• [Given instruction]
Reproduce every entry exactly and leave its pictures out.

• [Records for the task]
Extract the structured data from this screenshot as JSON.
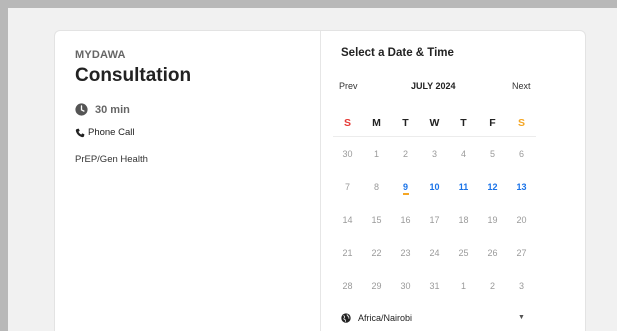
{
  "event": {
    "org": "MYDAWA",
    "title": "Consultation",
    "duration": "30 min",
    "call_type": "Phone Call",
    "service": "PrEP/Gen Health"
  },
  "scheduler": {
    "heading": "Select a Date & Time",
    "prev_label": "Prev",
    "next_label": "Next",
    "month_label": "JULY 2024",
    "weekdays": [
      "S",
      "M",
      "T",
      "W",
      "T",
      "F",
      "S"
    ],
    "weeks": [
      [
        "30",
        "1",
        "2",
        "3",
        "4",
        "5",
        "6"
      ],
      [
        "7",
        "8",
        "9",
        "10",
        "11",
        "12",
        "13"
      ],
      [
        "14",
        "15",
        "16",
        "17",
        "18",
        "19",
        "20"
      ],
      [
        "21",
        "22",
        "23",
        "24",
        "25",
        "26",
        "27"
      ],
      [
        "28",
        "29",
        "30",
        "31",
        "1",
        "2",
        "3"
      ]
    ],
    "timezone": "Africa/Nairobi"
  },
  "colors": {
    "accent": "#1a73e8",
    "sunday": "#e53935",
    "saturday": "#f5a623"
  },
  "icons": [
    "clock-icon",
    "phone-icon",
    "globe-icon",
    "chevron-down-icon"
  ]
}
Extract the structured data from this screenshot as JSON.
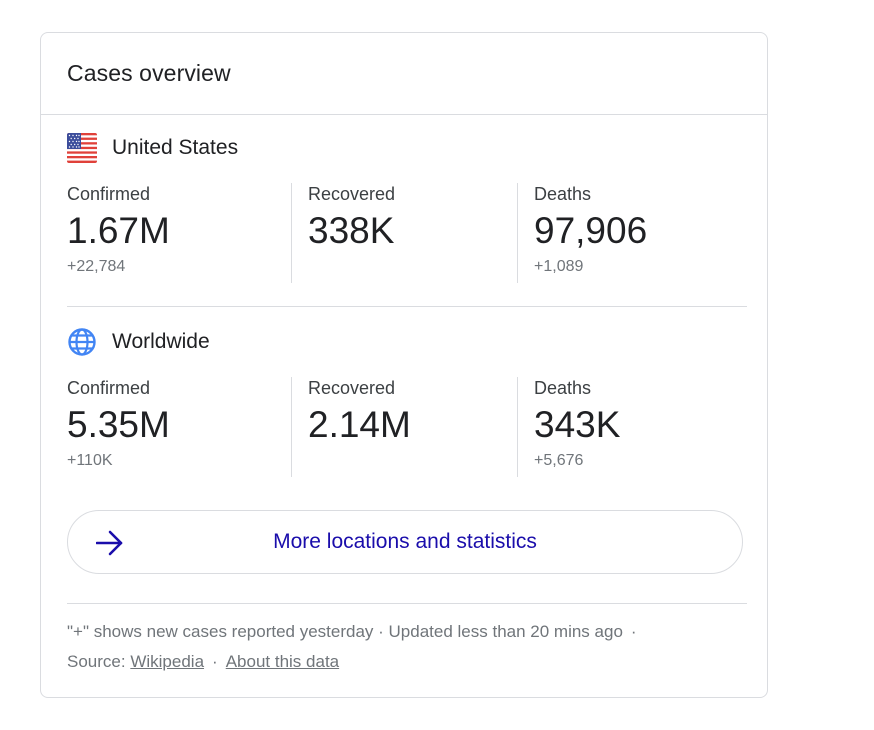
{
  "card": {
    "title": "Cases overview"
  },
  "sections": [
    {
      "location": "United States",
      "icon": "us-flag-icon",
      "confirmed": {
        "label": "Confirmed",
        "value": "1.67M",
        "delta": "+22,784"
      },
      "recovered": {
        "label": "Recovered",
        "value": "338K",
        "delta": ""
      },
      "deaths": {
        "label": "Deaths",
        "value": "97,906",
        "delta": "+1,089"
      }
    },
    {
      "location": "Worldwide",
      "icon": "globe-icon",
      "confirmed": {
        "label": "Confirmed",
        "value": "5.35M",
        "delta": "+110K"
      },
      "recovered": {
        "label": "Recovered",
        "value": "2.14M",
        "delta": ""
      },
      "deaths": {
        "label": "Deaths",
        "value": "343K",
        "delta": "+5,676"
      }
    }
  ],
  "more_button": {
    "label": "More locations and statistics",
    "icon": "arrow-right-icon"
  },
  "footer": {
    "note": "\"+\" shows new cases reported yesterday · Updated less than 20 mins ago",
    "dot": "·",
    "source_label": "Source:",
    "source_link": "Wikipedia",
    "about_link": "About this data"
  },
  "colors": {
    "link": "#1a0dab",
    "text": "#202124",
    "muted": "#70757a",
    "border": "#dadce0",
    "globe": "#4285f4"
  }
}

• [Task solution]
Extract the structured data from this screenshot as JSON.
{
  "event": {
    "org": "MYDAWA",
    "title": "Consultation",
    "duration": "30 min",
    "call_type": "Phone Call",
    "service": "PrEP/Gen Health"
  },
  "scheduler": {
    "heading": "Select a Date & Time",
    "prev_label": "Prev",
    "next_label": "Next",
    "month_label": "JULY 2024",
    "weekdays": [
      "S",
      "M",
      "T",
      "W",
      "T",
      "F",
      "S"
    ],
    "weeks": [
      [
        "30",
        "1",
        "2",
        "3",
        "4",
        "5",
        "6"
      ],
      [
        "7",
        "8",
        "9",
        "10",
        "11",
        "12",
        "13"
      ],
      [
        "14",
        "15",
        "16",
        "17",
        "18",
        "19",
        "20"
      ],
      [
        "21",
        "22",
        "23",
        "24",
        "25",
        "26",
        "27"
      ],
      [
        "28",
        "29",
        "30",
        "31",
        "1",
        "2",
        "3"
      ]
    ],
    "timezone": "Africa/Nairobi"
  },
  "colors": {
    "accent": "#1a73e8",
    "sunday": "#e53935",
    "saturday": "#f5a623"
  },
  "icons": [
    "clock-icon",
    "phone-icon",
    "globe-icon",
    "chevron-down-icon"
  ]
}
Extract the structured data from this screenshot as JSON.
{
  "card": {
    "title": "Cases overview"
  },
  "sections": [
    {
      "location": "United States",
      "icon": "us-flag-icon",
      "confirmed": {
        "label": "Confirmed",
        "value": "1.67M",
        "delta": "+22,784"
      },
      "recovered": {
        "label": "Recovered",
        "value": "338K",
        "delta": ""
      },
      "deaths": {
        "label": "Deaths",
        "value": "97,906",
        "delta": "+1,089"
      }
    },
    {
      "location": "Worldwide",
      "icon": "globe-icon",
      "confirmed": {
        "label": "Confirmed",
        "value": "5.35M",
        "delta": "+110K"
      },
      "recovered": {
        "label": "Recovered",
        "value": "2.14M",
        "delta": ""
      },
      "deaths": {
        "label": "Deaths",
        "value": "343K",
        "delta": "+5,676"
      }
    }
  ],
  "more_button": {
    "label": "More locations and statistics",
    "icon": "arrow-right-icon"
  },
  "footer": {
    "note": "\"+\" shows new cases reported yesterday · Updated less than 20 mins ago",
    "dot": "·",
    "source_label": "Source:",
    "source_link": "Wikipedia",
    "about_link": "About this data"
  },
  "colors": {
    "link": "#1a0dab",
    "text": "#202124",
    "muted": "#70757a",
    "border": "#dadce0",
    "globe": "#4285f4"
  }
}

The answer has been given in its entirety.